JOB:
Return nothing but the lines from the line with "OCR this image." through the last line of the entries that follow, copied exactly and free of pictures.

++++ ROWS

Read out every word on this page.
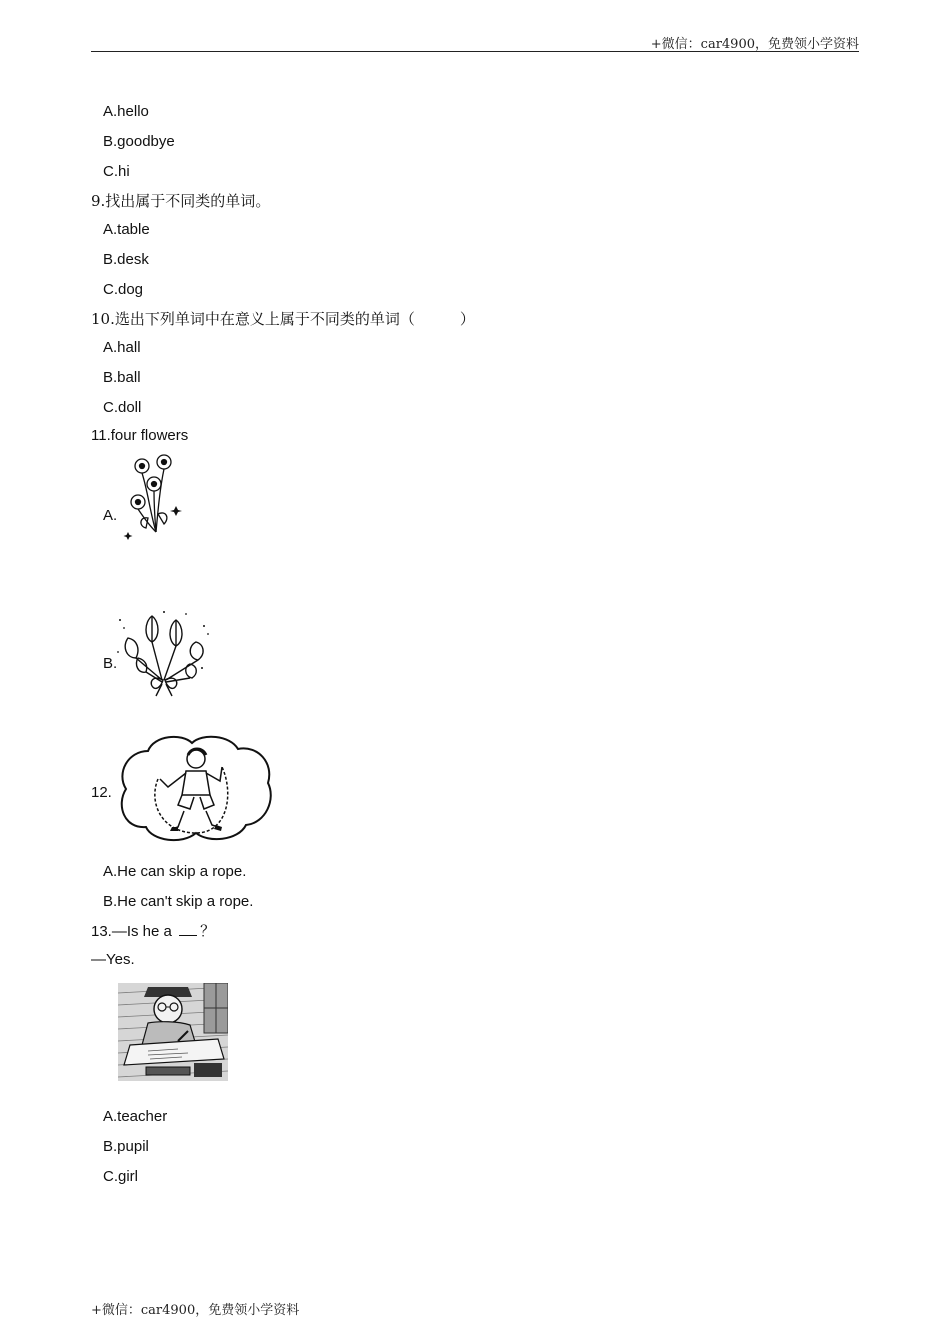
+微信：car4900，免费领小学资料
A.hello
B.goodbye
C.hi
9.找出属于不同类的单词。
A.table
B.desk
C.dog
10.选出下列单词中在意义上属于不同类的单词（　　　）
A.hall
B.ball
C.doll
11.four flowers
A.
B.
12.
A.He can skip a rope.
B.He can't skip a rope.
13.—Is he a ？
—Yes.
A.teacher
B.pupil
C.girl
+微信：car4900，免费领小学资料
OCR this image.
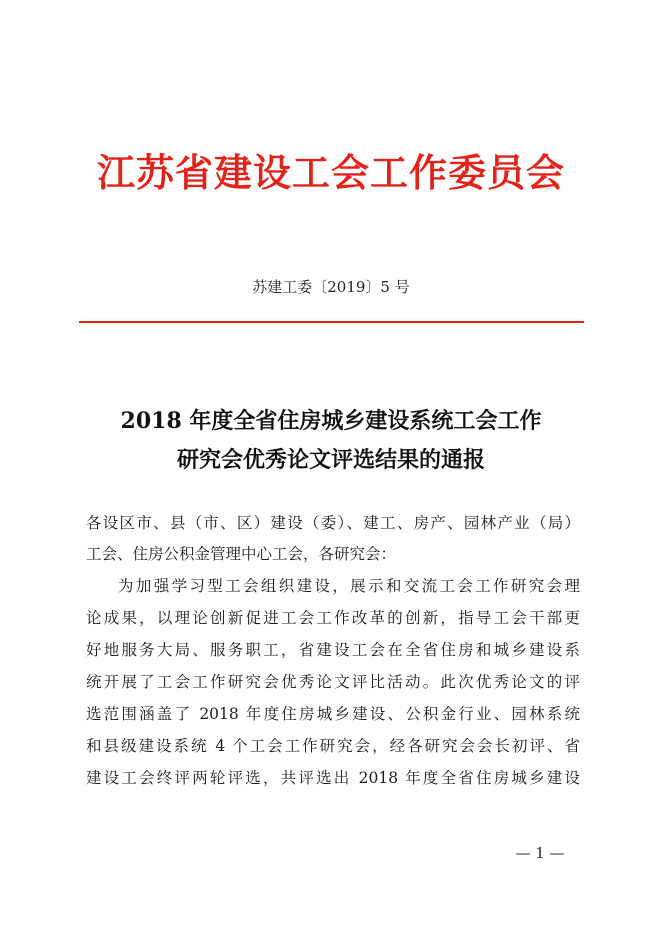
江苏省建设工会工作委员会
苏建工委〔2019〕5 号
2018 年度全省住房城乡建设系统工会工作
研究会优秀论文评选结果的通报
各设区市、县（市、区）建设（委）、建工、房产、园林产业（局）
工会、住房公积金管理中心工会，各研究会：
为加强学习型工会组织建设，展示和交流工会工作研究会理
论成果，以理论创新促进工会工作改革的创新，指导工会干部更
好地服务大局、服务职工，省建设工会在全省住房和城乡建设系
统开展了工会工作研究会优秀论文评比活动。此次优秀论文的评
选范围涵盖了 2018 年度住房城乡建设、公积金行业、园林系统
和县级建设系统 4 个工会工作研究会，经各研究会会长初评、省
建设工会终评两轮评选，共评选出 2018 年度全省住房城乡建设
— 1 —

++++++++

RESULT BELOW:
OCR this image.
江苏省建设工会工作委员会
苏建工委〔2019〕5 号
2018 年度全省住房城乡建设系统工会工作
研究会优秀论文评选结果的通报
各设区市、县（市、区）建设（委）、建工、房产、园林产业（局）
工会、住房公积金管理中心工会，各研究会：
为加强学习型工会组织建设，展示和交流工会工作研究会理
论成果，以理论创新促进工会工作改革的创新，指导工会干部更
好地服务大局、服务职工，省建设工会在全省住房和城乡建设系
统开展了工会工作研究会优秀论文评比活动。此次优秀论文的评
选范围涵盖了 2018 年度住房城乡建设、公积金行业、园林系统
和县级建设系统 4 个工会工作研究会，经各研究会会长初评、省
建设工会终评两轮评选，共评选出 2018 年度全省住房城乡建设
— 1 —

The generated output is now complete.